[Start Record list]
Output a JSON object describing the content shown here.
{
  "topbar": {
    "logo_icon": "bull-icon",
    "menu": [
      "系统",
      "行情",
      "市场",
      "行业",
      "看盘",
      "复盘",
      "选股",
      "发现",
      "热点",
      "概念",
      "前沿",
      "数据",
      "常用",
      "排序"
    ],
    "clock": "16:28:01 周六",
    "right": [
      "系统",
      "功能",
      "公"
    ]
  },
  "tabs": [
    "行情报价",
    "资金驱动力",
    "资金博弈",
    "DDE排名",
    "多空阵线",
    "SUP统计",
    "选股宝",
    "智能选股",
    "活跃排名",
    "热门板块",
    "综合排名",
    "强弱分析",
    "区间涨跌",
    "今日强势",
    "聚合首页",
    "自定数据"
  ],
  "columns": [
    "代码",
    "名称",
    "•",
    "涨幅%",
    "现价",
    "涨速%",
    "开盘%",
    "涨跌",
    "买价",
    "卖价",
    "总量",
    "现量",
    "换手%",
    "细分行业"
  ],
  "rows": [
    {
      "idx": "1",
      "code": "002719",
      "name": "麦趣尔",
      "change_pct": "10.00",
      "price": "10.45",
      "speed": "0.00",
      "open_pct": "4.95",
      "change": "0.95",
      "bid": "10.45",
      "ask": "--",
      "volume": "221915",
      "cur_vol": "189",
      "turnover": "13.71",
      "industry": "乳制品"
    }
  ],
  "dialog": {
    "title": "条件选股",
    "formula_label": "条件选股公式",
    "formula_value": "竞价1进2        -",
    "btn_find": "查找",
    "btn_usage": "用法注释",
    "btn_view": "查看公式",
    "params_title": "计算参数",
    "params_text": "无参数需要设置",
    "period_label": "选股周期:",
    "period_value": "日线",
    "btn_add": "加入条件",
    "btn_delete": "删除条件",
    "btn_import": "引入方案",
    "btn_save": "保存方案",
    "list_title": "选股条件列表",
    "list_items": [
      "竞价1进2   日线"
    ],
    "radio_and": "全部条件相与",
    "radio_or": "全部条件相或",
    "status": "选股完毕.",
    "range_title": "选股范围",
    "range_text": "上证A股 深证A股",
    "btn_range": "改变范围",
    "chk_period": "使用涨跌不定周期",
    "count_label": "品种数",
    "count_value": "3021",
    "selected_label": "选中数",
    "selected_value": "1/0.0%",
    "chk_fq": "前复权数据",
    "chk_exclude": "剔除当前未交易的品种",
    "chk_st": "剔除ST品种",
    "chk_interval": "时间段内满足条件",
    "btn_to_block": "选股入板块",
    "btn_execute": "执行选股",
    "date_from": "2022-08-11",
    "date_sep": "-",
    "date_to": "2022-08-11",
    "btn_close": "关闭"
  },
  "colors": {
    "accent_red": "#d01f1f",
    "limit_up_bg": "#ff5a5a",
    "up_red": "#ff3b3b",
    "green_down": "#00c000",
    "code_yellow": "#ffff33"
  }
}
[End Record list]
* [Stated goal]: Restate each of the entries above verbatim.

* [Output of the task]:
Output a JSON object describing the content shown here.
{
  "topbar": {
    "logo_icon": "bull-icon",
    "menu": [
      "系统",
      "行情",
      "市场",
      "行业",
      "看盘",
      "复盘",
      "选股",
      "发现",
      "热点",
      "概念",
      "前沿",
      "数据",
      "常用",
      "排序"
    ],
    "clock": "16:28:01 周六",
    "right": [
      "系统",
      "功能",
      "公"
    ]
  },
  "tabs": [
    "行情报价",
    "资金驱动力",
    "资金博弈",
    "DDE排名",
    "多空阵线",
    "SUP统计",
    "选股宝",
    "智能选股",
    "活跃排名",
    "热门板块",
    "综合排名",
    "强弱分析",
    "区间涨跌",
    "今日强势",
    "聚合首页",
    "自定数据"
  ],
  "columns": [
    "代码",
    "名称",
    "•",
    "涨幅%",
    "现价",
    "涨速%",
    "开盘%",
    "涨跌",
    "买价",
    "卖价",
    "总量",
    "现量",
    "换手%",
    "细分行业"
  ],
  "rows": [
    {
      "idx": "1",
      "code": "002719",
      "name": "麦趣尔",
      "change_pct": "10.00",
      "price": "10.45",
      "speed": "0.00",
      "open_pct": "4.95",
      "change": "0.95",
      "bid": "10.45",
      "ask": "--",
      "volume": "221915",
      "cur_vol": "189",
      "turnover": "13.71",
      "industry": "乳制品"
    }
  ],
  "dialog": {
    "title": "条件选股",
    "formula_label": "条件选股公式",
    "formula_value": "竞价1进2        -",
    "btn_find": "查找",
    "btn_usage": "用法注释",
    "btn_view": "查看公式",
    "params_title": "计算参数",
    "params_text": "无参数需要设置",
    "period_label": "选股周期:",
    "period_value": "日线",
    "btn_add": "加入条件",
    "btn_delete": "删除条件",
    "btn_import": "引入方案",
    "btn_save": "保存方案",
    "list_title": "选股条件列表",
    "list_items": [
      "竞价1进2   日线"
    ],
    "radio_and": "全部条件相与",
    "radio_or": "全部条件相或",
    "status": "选股完毕.",
    "range_title": "选股范围",
    "range_text": "上证A股 深证A股",
    "btn_range": "改变范围",
    "chk_period": "使用涨跌不定周期",
    "count_label": "品种数",
    "count_value": "3021",
    "selected_label": "选中数",
    "selected_value": "1/0.0%",
    "chk_fq": "前复权数据",
    "chk_exclude": "剔除当前未交易的品种",
    "chk_st": "剔除ST品种",
    "chk_interval": "时间段内满足条件",
    "btn_to_block": "选股入板块",
    "btn_execute": "执行选股",
    "date_from": "2022-08-11",
    "date_sep": "-",
    "date_to": "2022-08-11",
    "btn_close": "关闭"
  },
  "colors": {
    "accent_red": "#d01f1f",
    "limit_up_bg": "#ff5a5a",
    "up_red": "#ff3b3b",
    "green_down": "#00c000",
    "code_yellow": "#ffff33"
  }
}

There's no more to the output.